Begin Data
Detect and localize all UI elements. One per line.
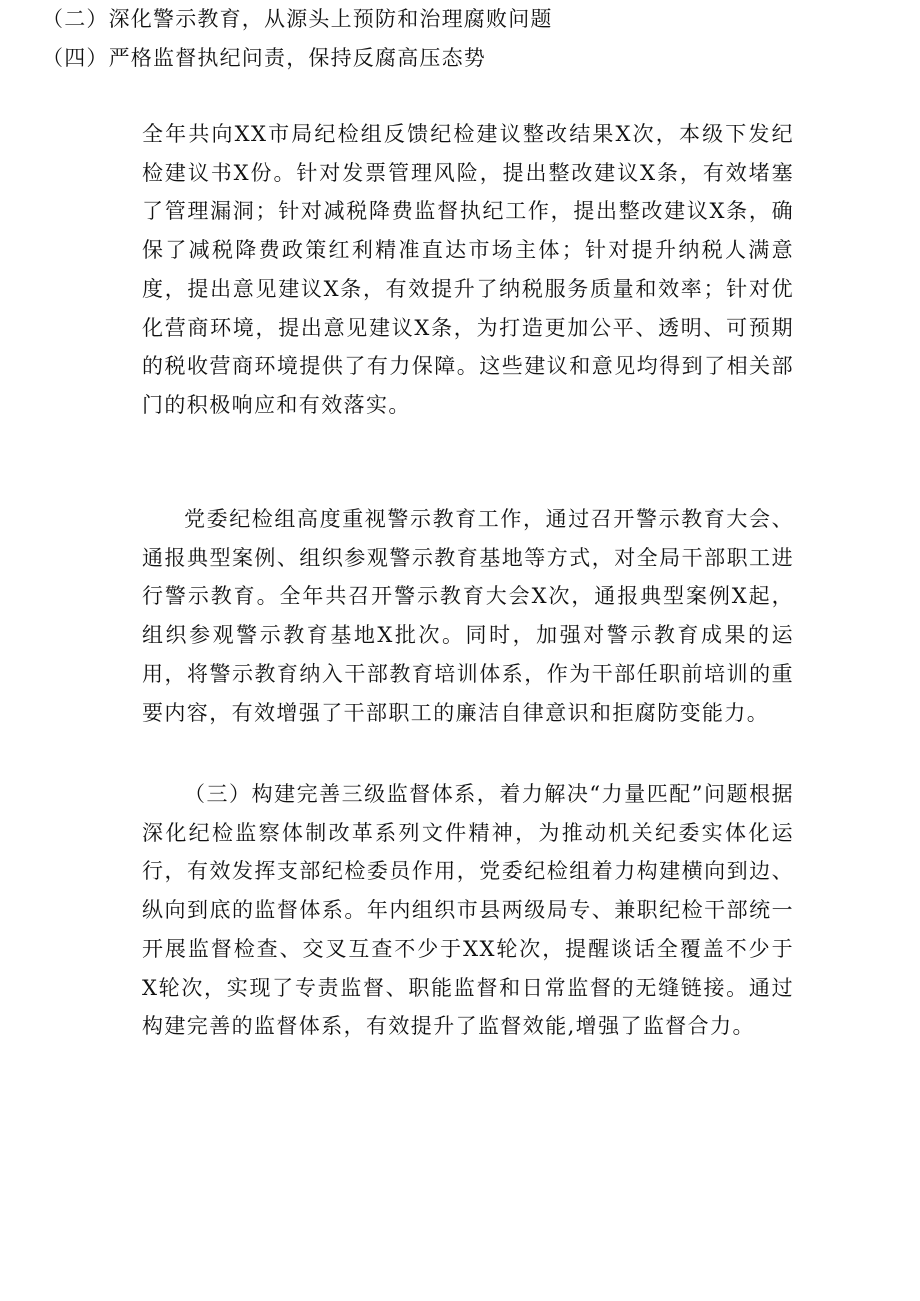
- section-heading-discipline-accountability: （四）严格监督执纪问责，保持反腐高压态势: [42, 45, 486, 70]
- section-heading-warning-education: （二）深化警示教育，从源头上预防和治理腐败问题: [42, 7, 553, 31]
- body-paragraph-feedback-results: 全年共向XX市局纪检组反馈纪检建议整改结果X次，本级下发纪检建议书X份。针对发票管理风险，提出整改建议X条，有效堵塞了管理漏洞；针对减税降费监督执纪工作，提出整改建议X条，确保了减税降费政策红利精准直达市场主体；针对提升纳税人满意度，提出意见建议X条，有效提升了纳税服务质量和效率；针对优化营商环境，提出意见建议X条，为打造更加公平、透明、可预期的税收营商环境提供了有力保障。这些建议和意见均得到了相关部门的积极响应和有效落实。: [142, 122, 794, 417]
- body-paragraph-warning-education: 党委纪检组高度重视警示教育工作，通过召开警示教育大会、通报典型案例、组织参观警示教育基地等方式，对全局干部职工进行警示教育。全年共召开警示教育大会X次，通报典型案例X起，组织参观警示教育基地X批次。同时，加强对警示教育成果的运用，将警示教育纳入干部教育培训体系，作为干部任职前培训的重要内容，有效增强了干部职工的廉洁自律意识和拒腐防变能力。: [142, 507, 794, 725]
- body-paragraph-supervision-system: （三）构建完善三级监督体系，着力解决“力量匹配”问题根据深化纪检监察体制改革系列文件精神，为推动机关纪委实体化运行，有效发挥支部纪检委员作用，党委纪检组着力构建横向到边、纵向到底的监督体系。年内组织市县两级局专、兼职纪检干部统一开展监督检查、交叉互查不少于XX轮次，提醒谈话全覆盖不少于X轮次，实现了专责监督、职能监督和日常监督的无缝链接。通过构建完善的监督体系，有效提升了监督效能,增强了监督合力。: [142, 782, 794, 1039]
End Data
> [Work required]:
Lay out every line of the rows above as a Markdown table with the columns "Row No." and "Row Text," numbering the lines in order. Omit the picture and any blank lines.

> [Output for this task]:
| Row No. | Row Text |
|---|---|
| 1 | Detect and localize all UI elements. One per line. |
| 2 | - section-heading-discipline-accountability: （四）严格监督执纪问责，保持反腐高压态势: [42, 45, 486, 70] |
| 3 | - section-heading-warning-education: （二）深化警示教育，从源头上预防和治理腐败问题: [42, 7, 553, 31] |
| 4 | - body-paragraph-feedback-results: 全年共向XX市局纪检组反馈纪检建议整改结果X次，本级下发纪检建议书X份。针对发票管理风险，提出整改建议X条，有效堵塞了管理漏洞；针对减税降费监督执纪工作，提出整改建议X条，确保了减税降费政策红利精准直达市场主体；针对提升纳税人满意度，提出意见建议X条，有效提升了纳税服务质量和效率；针对优化营商环境，提出意见建议X条，为打造更加公平、透明、可预期的税收营商环境提供了有力保障。这些建议和意见均得到了相关部门的积极响应和有效落实。: [142, 122, 794, 417] |
| 5 | - body-paragraph-warning-education: 党委纪检组高度重视警示教育工作，通过召开警示教育大会、通报典型案例、组织参观警示教育基地等方式，对全局干部职工进行警示教育。全年共召开警示教育大会X次，通报典型案例X起，组织参观警示教育基地X批次。同时，加强对警示教育成果的运用，将警示教育纳入干部教育培训体系，作为干部任职前培训的重要内容，有效增强了干部职工的廉洁自律意识和拒腐防变能力。: [142, 507, 794, 725] |
| 6 | - body-paragraph-supervision-system: （三）构建完善三级监督体系，着力解决“力量匹配”问题根据深化纪检监察体制改革系列文件精神，为推动机关纪委实体化运行，有效发挥支部纪检委员作用，党委纪检组着力构建横向到边、纵向到底的监督体系。年内组织市县两级局专、兼职纪检干部统一开展监督检查、交叉互查不少于XX轮次，提醒谈话全覆盖不少于X轮次，实现了专责监督、职能监督和日常监督的无缝链接。通过构建完善的监督体系，有效提升了监督效能,增强了监督合力。: [142, 782, 794, 1039] |